>> BEGIN SUPPLIED DATA

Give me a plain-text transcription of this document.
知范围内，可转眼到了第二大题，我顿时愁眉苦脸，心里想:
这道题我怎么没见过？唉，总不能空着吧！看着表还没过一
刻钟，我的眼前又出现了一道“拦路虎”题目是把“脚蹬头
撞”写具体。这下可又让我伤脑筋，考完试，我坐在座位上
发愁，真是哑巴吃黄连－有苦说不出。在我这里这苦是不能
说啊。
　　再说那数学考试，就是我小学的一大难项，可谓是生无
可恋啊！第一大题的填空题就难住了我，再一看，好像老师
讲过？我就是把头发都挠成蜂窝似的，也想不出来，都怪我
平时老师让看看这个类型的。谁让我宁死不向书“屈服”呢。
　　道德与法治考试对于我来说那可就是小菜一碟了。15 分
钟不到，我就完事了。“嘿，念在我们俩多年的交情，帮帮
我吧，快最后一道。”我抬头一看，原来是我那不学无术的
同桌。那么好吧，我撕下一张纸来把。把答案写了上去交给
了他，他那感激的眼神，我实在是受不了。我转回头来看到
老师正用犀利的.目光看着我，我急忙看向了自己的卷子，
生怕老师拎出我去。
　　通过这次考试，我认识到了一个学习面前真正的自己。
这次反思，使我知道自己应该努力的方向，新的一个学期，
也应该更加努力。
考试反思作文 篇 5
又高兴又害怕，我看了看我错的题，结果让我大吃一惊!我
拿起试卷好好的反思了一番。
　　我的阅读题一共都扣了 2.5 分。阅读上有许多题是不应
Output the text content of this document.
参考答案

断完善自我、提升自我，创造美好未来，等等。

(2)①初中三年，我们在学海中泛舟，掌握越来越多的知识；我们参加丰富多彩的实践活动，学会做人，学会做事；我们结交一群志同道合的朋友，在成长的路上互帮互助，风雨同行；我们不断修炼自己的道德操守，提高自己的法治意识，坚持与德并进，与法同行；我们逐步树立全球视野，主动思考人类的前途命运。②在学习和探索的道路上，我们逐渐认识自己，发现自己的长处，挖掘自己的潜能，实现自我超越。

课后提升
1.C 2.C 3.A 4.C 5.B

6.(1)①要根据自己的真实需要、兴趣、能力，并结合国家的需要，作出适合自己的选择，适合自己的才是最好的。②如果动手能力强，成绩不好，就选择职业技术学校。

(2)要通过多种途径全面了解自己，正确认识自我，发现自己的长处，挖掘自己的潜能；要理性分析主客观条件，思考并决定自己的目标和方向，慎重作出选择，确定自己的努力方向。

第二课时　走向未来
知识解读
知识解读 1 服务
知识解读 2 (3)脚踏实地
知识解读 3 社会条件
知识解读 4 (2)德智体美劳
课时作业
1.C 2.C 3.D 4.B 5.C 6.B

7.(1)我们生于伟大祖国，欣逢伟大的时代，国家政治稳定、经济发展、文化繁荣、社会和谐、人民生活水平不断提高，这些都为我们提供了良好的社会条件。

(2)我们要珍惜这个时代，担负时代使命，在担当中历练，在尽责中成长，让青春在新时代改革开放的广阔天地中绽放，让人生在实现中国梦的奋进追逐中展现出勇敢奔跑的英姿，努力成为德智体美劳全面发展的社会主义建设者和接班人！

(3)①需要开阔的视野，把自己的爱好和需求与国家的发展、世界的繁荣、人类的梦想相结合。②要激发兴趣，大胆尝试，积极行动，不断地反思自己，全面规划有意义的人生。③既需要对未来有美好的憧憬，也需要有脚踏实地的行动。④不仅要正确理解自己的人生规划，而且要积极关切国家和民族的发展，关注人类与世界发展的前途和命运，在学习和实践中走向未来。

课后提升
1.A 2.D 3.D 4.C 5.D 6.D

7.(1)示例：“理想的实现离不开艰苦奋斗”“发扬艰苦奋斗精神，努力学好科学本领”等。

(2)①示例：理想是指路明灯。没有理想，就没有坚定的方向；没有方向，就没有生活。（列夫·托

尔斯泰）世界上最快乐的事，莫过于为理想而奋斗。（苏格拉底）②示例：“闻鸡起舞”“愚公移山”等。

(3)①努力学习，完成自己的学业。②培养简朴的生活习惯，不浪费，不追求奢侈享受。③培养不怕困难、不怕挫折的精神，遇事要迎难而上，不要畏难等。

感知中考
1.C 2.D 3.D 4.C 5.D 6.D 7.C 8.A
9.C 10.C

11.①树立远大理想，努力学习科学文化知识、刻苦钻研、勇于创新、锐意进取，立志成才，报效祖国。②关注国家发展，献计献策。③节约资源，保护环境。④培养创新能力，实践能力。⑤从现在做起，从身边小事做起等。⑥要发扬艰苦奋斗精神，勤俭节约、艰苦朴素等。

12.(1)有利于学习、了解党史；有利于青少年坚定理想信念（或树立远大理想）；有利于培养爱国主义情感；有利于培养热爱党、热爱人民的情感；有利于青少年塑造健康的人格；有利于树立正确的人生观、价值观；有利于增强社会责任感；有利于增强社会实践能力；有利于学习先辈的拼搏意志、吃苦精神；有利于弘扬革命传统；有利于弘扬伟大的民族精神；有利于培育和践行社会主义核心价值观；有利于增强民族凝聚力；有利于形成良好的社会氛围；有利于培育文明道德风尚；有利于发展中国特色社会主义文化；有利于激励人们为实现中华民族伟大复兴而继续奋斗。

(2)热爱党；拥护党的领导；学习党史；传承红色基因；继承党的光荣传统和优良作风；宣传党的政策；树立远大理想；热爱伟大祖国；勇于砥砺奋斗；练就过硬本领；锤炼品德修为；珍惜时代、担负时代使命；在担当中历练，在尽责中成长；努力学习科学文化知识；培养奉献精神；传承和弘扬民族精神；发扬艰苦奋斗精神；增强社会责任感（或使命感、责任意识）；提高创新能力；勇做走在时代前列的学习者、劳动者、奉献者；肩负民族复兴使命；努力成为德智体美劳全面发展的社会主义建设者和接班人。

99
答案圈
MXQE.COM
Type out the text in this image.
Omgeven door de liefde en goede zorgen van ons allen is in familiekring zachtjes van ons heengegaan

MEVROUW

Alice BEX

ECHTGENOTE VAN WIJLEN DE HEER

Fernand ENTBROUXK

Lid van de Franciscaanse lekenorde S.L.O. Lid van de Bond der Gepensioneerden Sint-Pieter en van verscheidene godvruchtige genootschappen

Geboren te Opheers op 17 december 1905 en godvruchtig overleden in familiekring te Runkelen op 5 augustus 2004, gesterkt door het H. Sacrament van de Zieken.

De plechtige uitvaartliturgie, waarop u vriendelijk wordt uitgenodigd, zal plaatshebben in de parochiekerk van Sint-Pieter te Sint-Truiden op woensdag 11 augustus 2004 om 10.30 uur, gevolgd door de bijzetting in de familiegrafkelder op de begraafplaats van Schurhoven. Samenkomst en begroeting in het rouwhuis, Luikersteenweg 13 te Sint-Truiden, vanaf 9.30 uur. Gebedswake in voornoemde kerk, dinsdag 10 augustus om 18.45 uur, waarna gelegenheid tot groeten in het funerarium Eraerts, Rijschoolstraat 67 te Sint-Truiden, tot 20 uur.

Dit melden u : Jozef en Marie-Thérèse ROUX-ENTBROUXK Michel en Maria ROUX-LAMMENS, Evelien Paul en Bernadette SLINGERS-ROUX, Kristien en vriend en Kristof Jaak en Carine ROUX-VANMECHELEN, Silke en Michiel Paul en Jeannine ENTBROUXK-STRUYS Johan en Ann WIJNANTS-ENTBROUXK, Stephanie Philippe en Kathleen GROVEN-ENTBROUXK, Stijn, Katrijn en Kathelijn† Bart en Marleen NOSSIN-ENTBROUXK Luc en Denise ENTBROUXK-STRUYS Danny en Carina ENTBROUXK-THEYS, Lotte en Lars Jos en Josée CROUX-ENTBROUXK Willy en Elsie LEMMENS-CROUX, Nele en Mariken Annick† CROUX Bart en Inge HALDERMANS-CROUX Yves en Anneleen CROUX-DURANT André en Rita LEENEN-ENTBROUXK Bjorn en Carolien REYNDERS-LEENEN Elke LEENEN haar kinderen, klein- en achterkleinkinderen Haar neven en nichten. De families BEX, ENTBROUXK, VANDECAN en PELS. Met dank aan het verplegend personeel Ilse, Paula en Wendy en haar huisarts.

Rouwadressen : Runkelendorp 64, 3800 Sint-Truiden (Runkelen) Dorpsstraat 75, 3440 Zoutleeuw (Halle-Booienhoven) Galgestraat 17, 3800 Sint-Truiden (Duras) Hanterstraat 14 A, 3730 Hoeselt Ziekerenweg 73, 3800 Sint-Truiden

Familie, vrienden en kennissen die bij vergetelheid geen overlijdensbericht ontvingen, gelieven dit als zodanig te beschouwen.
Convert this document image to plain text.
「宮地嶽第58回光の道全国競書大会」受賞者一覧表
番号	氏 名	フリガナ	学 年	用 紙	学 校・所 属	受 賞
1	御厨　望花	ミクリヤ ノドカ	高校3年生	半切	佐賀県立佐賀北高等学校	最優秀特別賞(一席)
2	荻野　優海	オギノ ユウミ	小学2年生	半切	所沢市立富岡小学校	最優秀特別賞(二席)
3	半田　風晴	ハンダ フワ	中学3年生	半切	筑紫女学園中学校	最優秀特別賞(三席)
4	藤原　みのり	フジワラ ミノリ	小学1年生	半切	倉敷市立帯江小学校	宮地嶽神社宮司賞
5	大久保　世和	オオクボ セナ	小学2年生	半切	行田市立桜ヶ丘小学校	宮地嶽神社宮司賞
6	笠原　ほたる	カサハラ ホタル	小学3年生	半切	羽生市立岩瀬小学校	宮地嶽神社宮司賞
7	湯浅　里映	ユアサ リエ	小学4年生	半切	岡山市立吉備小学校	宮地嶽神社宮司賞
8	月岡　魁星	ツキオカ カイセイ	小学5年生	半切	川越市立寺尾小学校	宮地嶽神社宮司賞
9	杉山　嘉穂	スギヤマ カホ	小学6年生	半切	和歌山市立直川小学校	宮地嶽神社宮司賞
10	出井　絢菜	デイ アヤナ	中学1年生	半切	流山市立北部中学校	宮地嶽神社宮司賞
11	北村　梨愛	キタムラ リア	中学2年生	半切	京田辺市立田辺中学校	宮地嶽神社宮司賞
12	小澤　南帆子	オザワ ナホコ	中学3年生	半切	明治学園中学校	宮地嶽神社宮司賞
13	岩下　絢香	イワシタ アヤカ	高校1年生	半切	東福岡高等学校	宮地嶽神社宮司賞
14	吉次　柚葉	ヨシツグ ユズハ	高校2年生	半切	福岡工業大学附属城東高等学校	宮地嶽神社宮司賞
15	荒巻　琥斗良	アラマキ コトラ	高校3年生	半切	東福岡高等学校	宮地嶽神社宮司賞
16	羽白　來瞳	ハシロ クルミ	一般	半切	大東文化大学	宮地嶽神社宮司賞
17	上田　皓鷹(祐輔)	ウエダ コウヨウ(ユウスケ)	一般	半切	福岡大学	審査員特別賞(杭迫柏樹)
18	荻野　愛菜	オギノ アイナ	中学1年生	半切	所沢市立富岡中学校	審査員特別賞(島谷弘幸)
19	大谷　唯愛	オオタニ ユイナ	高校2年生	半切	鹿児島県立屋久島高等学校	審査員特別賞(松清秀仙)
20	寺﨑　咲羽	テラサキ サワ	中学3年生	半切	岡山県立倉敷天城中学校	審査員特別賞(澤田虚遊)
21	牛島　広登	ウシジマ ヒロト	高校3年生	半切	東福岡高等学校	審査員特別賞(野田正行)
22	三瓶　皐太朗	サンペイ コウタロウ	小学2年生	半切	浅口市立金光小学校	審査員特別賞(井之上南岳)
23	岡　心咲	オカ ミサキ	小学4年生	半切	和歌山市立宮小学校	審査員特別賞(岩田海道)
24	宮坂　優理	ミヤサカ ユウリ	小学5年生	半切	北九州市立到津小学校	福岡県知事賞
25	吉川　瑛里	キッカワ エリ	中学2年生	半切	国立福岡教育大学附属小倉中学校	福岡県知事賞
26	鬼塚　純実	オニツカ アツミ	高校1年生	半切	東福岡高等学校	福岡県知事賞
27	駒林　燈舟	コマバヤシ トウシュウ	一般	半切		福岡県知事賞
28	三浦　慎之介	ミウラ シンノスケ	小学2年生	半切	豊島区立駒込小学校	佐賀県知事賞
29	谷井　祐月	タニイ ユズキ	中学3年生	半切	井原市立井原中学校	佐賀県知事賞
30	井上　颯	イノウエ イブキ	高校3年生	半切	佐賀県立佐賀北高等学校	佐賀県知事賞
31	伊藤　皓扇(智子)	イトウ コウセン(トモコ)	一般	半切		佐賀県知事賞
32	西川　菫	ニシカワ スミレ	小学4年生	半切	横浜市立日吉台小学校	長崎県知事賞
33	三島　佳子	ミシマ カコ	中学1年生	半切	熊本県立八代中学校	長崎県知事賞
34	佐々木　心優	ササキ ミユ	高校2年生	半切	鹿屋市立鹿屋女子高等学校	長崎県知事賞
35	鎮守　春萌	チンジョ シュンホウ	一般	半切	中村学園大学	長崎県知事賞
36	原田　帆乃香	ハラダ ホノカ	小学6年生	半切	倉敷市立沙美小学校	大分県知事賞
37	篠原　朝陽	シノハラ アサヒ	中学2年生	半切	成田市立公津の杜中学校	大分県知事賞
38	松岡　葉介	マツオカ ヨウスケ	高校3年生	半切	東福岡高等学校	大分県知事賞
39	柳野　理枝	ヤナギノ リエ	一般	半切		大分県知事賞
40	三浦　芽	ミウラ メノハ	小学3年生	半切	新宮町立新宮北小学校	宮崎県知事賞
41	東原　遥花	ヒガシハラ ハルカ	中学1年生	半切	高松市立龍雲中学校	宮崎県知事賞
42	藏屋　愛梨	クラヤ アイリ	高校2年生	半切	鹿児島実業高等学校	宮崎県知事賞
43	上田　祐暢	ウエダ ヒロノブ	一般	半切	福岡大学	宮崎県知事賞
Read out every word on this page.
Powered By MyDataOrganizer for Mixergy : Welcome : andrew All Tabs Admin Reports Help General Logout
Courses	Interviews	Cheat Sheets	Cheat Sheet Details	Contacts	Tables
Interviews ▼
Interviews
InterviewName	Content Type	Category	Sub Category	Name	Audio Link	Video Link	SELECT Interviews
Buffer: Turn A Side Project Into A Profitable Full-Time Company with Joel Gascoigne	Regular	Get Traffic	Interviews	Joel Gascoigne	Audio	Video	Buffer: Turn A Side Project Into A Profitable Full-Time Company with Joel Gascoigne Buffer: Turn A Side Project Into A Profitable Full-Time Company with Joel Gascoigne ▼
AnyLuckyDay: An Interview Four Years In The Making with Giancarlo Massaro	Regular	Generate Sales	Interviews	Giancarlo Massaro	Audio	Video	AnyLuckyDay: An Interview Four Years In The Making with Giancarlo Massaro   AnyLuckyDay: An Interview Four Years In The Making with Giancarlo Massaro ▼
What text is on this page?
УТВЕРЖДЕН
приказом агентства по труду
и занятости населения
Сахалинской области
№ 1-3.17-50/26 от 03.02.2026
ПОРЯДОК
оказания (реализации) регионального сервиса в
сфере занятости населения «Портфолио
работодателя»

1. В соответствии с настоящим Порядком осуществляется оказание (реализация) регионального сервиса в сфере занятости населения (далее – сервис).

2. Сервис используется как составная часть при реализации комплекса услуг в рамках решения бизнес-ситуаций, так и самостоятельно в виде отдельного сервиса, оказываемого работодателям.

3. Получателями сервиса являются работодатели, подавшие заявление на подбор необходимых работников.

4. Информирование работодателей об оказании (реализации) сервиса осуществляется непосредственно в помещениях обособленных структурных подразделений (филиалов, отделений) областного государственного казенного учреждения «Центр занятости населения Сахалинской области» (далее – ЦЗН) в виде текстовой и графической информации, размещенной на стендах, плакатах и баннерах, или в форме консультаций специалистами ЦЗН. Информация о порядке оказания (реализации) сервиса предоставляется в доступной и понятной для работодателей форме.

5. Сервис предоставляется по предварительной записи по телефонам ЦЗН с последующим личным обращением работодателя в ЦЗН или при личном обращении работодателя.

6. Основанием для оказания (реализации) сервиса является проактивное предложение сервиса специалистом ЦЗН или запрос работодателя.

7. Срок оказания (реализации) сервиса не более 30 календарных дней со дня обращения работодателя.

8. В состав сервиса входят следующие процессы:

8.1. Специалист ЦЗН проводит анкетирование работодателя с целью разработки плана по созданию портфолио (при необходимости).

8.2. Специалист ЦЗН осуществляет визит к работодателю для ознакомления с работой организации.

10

>> END SUPPLIED DATA

* _EXERCISE_: Make a tally of the lines in this data that include the string "挖掘自己的潜能", and answer with that tally alone.

* _FINAL RESULT_: 2